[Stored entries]
######

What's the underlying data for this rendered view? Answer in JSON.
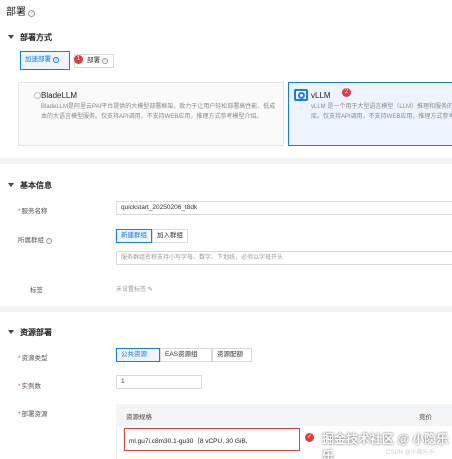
{
  "page": {
    "title": "部署"
  },
  "deploy_method": {
    "section_title": "部署方式",
    "tabs": [
      {
        "label": "加速部署",
        "active": true
      },
      {
        "label": "部署",
        "active": false
      }
    ],
    "badges": [
      "1",
      "2"
    ],
    "options": [
      {
        "name": "BladeLLM",
        "selected": false,
        "desc": "BladeLLM是阿里云PAI平台提供的大模型部署框架，致力于让用户轻松部署高性能、低成本的大语言模型服务。仅支持API调用，不支持WEB应用，推理方式参考模型介绍。"
      },
      {
        "name": "vLLM",
        "selected": true,
        "desc": "vLLM 是一个用于大型语言模型（LLM）推理和服务的库。仅支持API调用，不支持WEB应用，推理方式参考模型介绍。"
      }
    ]
  },
  "basic_info": {
    "section_title": "基本信息",
    "service_name_label": "服务名称",
    "service_name_value": "quickstart_20250206_t8dk",
    "group_label": "所属群组",
    "group_buttons": [
      {
        "label": "新建群组",
        "active": true
      },
      {
        "label": "加入群组",
        "active": false
      }
    ],
    "group_placeholder": "服务群组名称支持小写字母、数字、下划线，必须以字母开头",
    "tag_label": "标签",
    "tag_value": "未设置标签"
  },
  "resources": {
    "section_title": "资源部署",
    "type_label": "资源类型",
    "type_buttons": [
      {
        "label": "公共资源",
        "active": true
      },
      {
        "label": "EAS资源组",
        "active": false
      },
      {
        "label": "资源配额",
        "active": false
      }
    ],
    "instances_label": "实例数",
    "instances_value": "1",
    "deploy_res_label": "部署资源",
    "table_headers": [
      "资源规格",
      "竞价"
    ],
    "spec_value": "ml.gu7i.c8m30.1-gu30（8 vCPU, 30 GiB,"
  },
  "watermark": {
    "main": "掘金技术社区 @ 小隐乐乐",
    "sub": "CSDN @小隐乐乐"
  },
  "colors": {
    "accent": "#1677ff",
    "highlight": "#e23b3b",
    "divider": "#f2f3f5"
  }
}
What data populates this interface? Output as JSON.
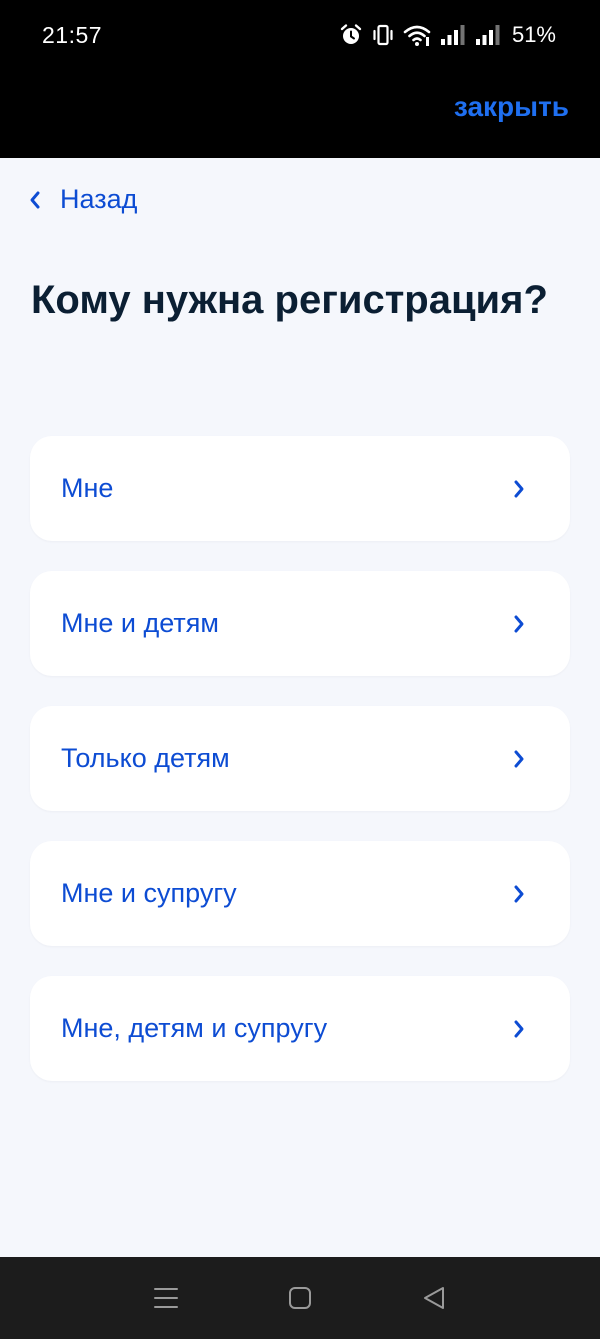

######

To do: Transcribe the records verbatim and omit the images.

Full output:
What's the underlying data for this rendered view? Answer in JSON.
{
  "page": {
    "title": "部署"
  },
  "deploy_method": {
    "section_title": "部署方式",
    "tabs": [
      {
        "label": "加速部署",
        "active": true
      },
      {
        "label": "部署",
        "active": false
      }
    ],
    "badges": [
      "1",
      "2"
    ],
    "options": [
      {
        "name": "BladeLLM",
        "selected": false,
        "desc": "BladeLLM是阿里云PAI平台提供的大模型部署框架，致力于让用户轻松部署高性能、低成本的大语言模型服务。仅支持API调用，不支持WEB应用，推理方式参考模型介绍。"
      },
      {
        "name": "vLLM",
        "selected": true,
        "desc": "vLLM 是一个用于大型语言模型（LLM）推理和服务的库。仅支持API调用，不支持WEB应用，推理方式参考模型介绍。"
      }
    ]
  },
  "basic_info": {
    "section_title": "基本信息",
    "service_name_label": "服务名称",
    "service_name_value": "quickstart_20250206_t8dk",
    "group_label": "所属群组",
    "group_buttons": [
      {
        "label": "新建群组",
        "active": true
      },
      {
        "label": "加入群组",
        "active": false
      }
    ],
    "group_placeholder": "服务群组名称支持小写字母、数字、下划线，必须以字母开头",
    "tag_label": "标签",
    "tag_value": "未设置标签"
  },
  "resources": {
    "section_title": "资源部署",
    "type_label": "资源类型",
    "type_buttons": [
      {
        "label": "公共资源",
        "active": true
      },
      {
        "label": "EAS资源组",
        "active": false
      },
      {
        "label": "资源配额",
        "active": false
      }
    ],
    "instances_label": "实例数",
    "instances_value": "1",
    "deploy_res_label": "部署资源",
    "table_headers": [
      "资源规格",
      "竞价"
    ],
    "spec_value": "ml.gu7i.c8m30.1-gu30（8 vCPU, 30 GiB,"
  },
  "watermark": {
    "main": "掘金技术社区 @ 小隐乐乐",
    "sub": "CSDN @小隐乐乐"
  },
  "colors": {
    "accent": "#1677ff",
    "highlight": "#e23b3b",
    "divider": "#f2f3f5"
  }
}
What data populates this interface? Output as JSON.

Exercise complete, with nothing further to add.